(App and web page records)

--*--

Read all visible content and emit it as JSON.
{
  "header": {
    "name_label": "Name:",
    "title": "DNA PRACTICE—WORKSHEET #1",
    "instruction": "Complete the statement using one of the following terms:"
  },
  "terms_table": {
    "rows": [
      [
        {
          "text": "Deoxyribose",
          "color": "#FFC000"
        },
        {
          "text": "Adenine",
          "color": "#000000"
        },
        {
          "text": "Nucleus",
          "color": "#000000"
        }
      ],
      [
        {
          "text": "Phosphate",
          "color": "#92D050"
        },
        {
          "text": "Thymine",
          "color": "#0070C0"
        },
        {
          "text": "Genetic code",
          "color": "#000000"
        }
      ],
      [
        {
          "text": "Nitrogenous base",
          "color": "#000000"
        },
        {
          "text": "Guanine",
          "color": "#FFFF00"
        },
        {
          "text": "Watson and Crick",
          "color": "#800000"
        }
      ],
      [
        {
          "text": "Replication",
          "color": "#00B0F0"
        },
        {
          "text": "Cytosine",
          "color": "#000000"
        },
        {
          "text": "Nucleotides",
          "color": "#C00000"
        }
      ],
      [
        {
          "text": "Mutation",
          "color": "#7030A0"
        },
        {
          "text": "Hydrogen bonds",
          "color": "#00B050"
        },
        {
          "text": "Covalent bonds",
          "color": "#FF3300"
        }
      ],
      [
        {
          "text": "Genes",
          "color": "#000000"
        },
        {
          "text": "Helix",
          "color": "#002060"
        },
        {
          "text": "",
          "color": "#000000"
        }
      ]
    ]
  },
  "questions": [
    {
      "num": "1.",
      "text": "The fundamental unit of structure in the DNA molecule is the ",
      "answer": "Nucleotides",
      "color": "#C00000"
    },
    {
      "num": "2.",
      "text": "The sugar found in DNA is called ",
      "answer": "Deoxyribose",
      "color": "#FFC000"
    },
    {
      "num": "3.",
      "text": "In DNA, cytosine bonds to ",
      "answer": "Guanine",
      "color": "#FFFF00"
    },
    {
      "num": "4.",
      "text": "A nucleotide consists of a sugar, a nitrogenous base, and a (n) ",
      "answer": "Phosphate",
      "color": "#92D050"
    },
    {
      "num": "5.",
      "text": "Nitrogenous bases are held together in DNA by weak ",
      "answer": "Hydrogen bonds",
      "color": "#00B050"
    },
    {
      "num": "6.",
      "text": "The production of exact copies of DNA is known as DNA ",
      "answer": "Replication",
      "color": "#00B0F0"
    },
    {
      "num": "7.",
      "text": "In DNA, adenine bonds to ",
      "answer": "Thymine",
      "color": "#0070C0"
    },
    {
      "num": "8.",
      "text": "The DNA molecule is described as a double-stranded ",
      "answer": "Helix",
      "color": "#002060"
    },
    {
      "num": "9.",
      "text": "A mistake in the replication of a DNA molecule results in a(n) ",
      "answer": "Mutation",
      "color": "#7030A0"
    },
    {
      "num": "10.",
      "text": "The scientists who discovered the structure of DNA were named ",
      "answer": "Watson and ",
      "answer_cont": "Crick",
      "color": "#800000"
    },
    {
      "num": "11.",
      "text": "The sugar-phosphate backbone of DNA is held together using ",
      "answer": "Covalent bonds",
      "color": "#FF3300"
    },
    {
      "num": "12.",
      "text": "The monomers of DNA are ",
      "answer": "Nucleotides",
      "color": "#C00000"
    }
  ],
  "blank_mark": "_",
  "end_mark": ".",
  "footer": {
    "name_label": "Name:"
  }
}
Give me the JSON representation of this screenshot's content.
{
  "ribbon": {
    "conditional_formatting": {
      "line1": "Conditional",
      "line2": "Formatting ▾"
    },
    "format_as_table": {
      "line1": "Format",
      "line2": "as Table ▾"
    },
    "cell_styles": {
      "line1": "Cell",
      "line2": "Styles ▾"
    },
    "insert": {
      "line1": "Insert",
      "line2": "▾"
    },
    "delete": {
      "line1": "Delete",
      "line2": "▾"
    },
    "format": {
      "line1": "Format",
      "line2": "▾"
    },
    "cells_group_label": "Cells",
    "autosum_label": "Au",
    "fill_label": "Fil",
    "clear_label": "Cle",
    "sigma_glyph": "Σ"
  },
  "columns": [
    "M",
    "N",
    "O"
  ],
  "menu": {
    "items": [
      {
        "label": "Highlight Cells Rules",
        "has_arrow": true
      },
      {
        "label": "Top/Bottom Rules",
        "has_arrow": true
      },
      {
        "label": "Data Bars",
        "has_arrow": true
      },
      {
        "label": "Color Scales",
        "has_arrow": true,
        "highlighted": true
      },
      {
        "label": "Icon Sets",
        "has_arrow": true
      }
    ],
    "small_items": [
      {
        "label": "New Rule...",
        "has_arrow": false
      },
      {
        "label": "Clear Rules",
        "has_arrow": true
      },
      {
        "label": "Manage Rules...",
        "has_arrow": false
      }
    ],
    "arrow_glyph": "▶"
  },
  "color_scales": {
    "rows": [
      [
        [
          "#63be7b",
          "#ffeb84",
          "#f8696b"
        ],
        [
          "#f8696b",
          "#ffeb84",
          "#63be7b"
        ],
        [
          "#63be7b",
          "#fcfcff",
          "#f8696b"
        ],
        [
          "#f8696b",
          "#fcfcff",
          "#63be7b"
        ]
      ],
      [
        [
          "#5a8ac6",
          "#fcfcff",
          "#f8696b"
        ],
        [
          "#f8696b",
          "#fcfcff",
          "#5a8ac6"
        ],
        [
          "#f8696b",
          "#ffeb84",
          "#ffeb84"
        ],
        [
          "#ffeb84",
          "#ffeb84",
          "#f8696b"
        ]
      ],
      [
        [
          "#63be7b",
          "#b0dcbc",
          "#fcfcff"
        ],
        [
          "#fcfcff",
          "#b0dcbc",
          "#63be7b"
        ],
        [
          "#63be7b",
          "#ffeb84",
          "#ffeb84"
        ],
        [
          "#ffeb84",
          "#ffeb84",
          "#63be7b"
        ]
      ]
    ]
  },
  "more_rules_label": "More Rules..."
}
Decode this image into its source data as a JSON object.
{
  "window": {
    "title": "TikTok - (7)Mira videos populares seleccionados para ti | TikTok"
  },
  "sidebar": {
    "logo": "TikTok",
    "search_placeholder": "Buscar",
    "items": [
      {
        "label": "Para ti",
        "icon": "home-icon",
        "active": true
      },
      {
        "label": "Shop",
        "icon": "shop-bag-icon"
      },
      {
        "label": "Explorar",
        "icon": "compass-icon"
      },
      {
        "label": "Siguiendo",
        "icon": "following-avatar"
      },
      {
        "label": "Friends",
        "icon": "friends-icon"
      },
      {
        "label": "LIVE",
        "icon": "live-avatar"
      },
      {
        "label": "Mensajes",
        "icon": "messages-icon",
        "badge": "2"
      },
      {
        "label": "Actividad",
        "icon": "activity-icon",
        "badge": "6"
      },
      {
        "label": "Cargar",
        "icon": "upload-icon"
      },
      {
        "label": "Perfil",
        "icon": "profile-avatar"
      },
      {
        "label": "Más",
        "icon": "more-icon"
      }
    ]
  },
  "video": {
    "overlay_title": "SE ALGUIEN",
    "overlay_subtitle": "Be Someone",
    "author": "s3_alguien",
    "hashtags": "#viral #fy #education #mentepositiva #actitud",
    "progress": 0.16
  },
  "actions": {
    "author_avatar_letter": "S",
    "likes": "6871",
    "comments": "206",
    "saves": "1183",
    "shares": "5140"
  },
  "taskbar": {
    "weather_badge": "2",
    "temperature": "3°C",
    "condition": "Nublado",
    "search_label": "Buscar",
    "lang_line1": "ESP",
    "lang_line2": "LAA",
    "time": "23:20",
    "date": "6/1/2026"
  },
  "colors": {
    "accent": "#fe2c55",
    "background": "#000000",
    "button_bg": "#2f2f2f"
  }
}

--*--

What the task requires: Once more, write out all the data above exactly as given.

Response:
Read all visible content and emit it as JSON.
{
  "header": {
    "name_label": "Name:",
    "title": "DNA PRACTICE—WORKSHEET #1",
    "instruction": "Complete the statement using one of the following terms:"
  },
  "terms_table": {
    "rows": [
      [
        {
          "text": "Deoxyribose",
          "color": "#FFC000"
        },
        {
          "text": "Adenine",
          "color": "#000000"
        },
        {
          "text": "Nucleus",
          "color": "#000000"
        }
      ],
      [
        {
          "text": "Phosphate",
          "color": "#92D050"
        },
        {
          "text": "Thymine",
          "color": "#0070C0"
        },
        {
          "text": "Genetic code",
          "color": "#000000"
        }
      ],
      [
        {
          "text": "Nitrogenous base",
          "color": "#000000"
        },
        {
          "text": "Guanine",
          "color": "#FFFF00"
        },
        {
          "text": "Watson and Crick",
          "color": "#800000"
        }
      ],
      [
        {
          "text": "Replication",
          "color": "#00B0F0"
        },
        {
          "text": "Cytosine",
          "color": "#000000"
        },
        {
          "text": "Nucleotides",
          "color": "#C00000"
        }
      ],
      [
        {
          "text": "Mutation",
          "color": "#7030A0"
        },
        {
          "text": "Hydrogen bonds",
          "color": "#00B050"
        },
        {
          "text": "Covalent bonds",
          "color": "#FF3300"
        }
      ],
      [
        {
          "text": "Genes",
          "color": "#000000"
        },
        {
          "text": "Helix",
          "color": "#002060"
        },
        {
          "text": "",
          "color": "#000000"
        }
      ]
    ]
  },
  "questions": [
    {
      "num": "1.",
      "text": "The fundamental unit of structure in the DNA molecule is the ",
      "answer": "Nucleotides",
      "color": "#C00000"
    },
    {
      "num": "2.",
      "text": "The sugar found in DNA is called ",
      "answer": "Deoxyribose",
      "color": "#FFC000"
    },
    {
      "num": "3.",
      "text": "In DNA, cytosine bonds to ",
      "answer": "Guanine",
      "color": "#FFFF00"
    },
    {
      "num": "4.",
      "text": "A nucleotide consists of a sugar, a nitrogenous base, and a (n) ",
      "answer": "Phosphate",
      "color": "#92D050"
    },
    {
      "num": "5.",
      "text": "Nitrogenous bases are held together in DNA by weak ",
      "answer": "Hydrogen bonds",
      "color": "#00B050"
    },
    {
      "num": "6.",
      "text": "The production of exact copies of DNA is known as DNA ",
      "answer": "Replication",
      "color": "#00B0F0"
    },
    {
      "num": "7.",
      "text": "In DNA, adenine bonds to ",
      "answer": "Thymine",
      "color": "#0070C0"
    },
    {
      "num": "8.",
      "text": "The DNA molecule is described as a double-stranded ",
      "answer": "Helix",
      "color": "#002060"
    },
    {
      "num": "9.",
      "text": "A mistake in the replication of a DNA molecule results in a(n) ",
      "answer": "Mutation",
      "color": "#7030A0"
    },
    {
      "num": "10.",
      "text": "The scientists who discovered the structure of DNA were named ",
      "answer": "Watson and ",
      "answer_cont": "Crick",
      "color": "#800000"
    },
    {
      "num": "11.",
      "text": "The sugar-phosphate backbone of DNA is held together using ",
      "answer": "Covalent bonds",
      "color": "#FF3300"
    },
    {
      "num": "12.",
      "text": "The monomers of DNA are ",
      "answer": "Nucleotides",
      "color": "#C00000"
    }
  ],
  "blank_mark": "_",
  "end_mark": ".",
  "footer": {
    "name_label": "Name:"
  }
}
Give me the JSON representation of this screenshot's content.
{
  "ribbon": {
    "conditional_formatting": {
      "line1": "Conditional",
      "line2": "Formatting ▾"
    },
    "format_as_table": {
      "line1": "Format",
      "line2": "as Table ▾"
    },
    "cell_styles": {
      "line1": "Cell",
      "line2": "Styles ▾"
    },
    "insert": {
      "line1": "Insert",
      "line2": "▾"
    },
    "delete": {
      "line1": "Delete",
      "line2": "▾"
    },
    "format": {
      "line1": "Format",
      "line2": "▾"
    },
    "cells_group_label": "Cells",
    "autosum_label": "Au",
    "fill_label": "Fil",
    "clear_label": "Cle",
    "sigma_glyph": "Σ"
  },
  "columns": [
    "M",
    "N",
    "O"
  ],
  "menu": {
    "items": [
      {
        "label": "Highlight Cells Rules",
        "has_arrow": true
      },
      {
        "label": "Top/Bottom Rules",
        "has_arrow": true
      },
      {
        "label": "Data Bars",
        "has_arrow": true
      },
      {
        "label": "Color Scales",
        "has_arrow": true,
        "highlighted": true
      },
      {
        "label": "Icon Sets",
        "has_arrow": true
      }
    ],
    "small_items": [
      {
        "label": "New Rule...",
        "has_arrow": false
      },
      {
        "label": "Clear Rules",
        "has_arrow": true
      },
      {
        "label": "Manage Rules...",
        "has_arrow": false
      }
    ],
    "arrow_glyph": "▶"
  },
  "color_scales": {
    "rows": [
      [
        [
          "#63be7b",
          "#ffeb84",
          "#f8696b"
        ],
        [
          "#f8696b",
          "#ffeb84",
          "#63be7b"
        ],
        [
          "#63be7b",
          "#fcfcff",
          "#f8696b"
        ],
        [
          "#f8696b",
          "#fcfcff",
          "#63be7b"
        ]
      ],
      [
        [
          "#5a8ac6",
          "#fcfcff",
          "#f8696b"
        ],
        [
          "#f8696b",
          "#fcfcff",
          "#5a8ac6"
        ],
        [
          "#f8696b",
          "#ffeb84",
          "#ffeb84"
        ],
        [
          "#ffeb84",
          "#ffeb84",
          "#f8696b"
        ]
      ],
      [
        [
          "#63be7b",
          "#b0dcbc",
          "#fcfcff"
        ],
        [
          "#fcfcff",
          "#b0dcbc",
          "#63be7b"
        ],
        [
          "#63be7b",
          "#ffeb84",
          "#ffeb84"
        ],
        [
          "#ffeb84",
          "#ffeb84",
          "#63be7b"
        ]
      ]
    ]
  },
  "more_rules_label": "More Rules..."
}
Decode this image into its source data as a JSON object.
{
  "window": {
    "title": "TikTok - (7)Mira videos populares seleccionados para ti | TikTok"
  },
  "sidebar": {
    "logo": "TikTok",
    "search_placeholder": "Buscar",
    "items": [
      {
        "label": "Para ti",
        "icon": "home-icon",
        "active": true
      },
      {
        "label": "Shop",
        "icon": "shop-bag-icon"
      },
      {
        "label": "Explorar",
        "icon": "compass-icon"
      },
      {
        "label": "Siguiendo",
        "icon": "following-avatar"
      },
      {
        "label": "Friends",
        "icon": "friends-icon"
      },
      {
        "label": "LIVE",
        "icon": "live-avatar"
      },
      {
        "label": "Mensajes",
        "icon": "messages-icon",
        "badge": "2"
      },
      {
        "label": "Actividad",
        "icon": "activity-icon",
        "badge": "6"
      },
      {
        "label": "Cargar",
        "icon": "upload-icon"
      },
      {
        "label": "Perfil",
        "icon": "profile-avatar"
      },
      {
        "label": "Más",
        "icon": "more-icon"
      }
    ]
  },
  "video": {
    "overlay_title": "SE ALGUIEN",
    "overlay_subtitle": "Be Someone",
    "author": "s3_alguien",
    "hashtags": "#viral #fy #education #mentepositiva #actitud",
    "progress": 0.16
  },
  "actions": {
    "author_avatar_letter": "S",
    "likes": "6871",
    "comments": "206",
    "saves": "1183",
    "shares": "5140"
  },
  "taskbar": {
    "weather_badge": "2",
    "temperature": "3°C",
    "condition": "Nublado",
    "search_label": "Buscar",
    "lang_line1": "ESP",
    "lang_line2": "LAA",
    "time": "23:20",
    "date": "6/1/2026"
  },
  "colors": {
    "accent": "#fe2c55",
    "background": "#000000",
    "button_bg": "#2f2f2f"
  }
}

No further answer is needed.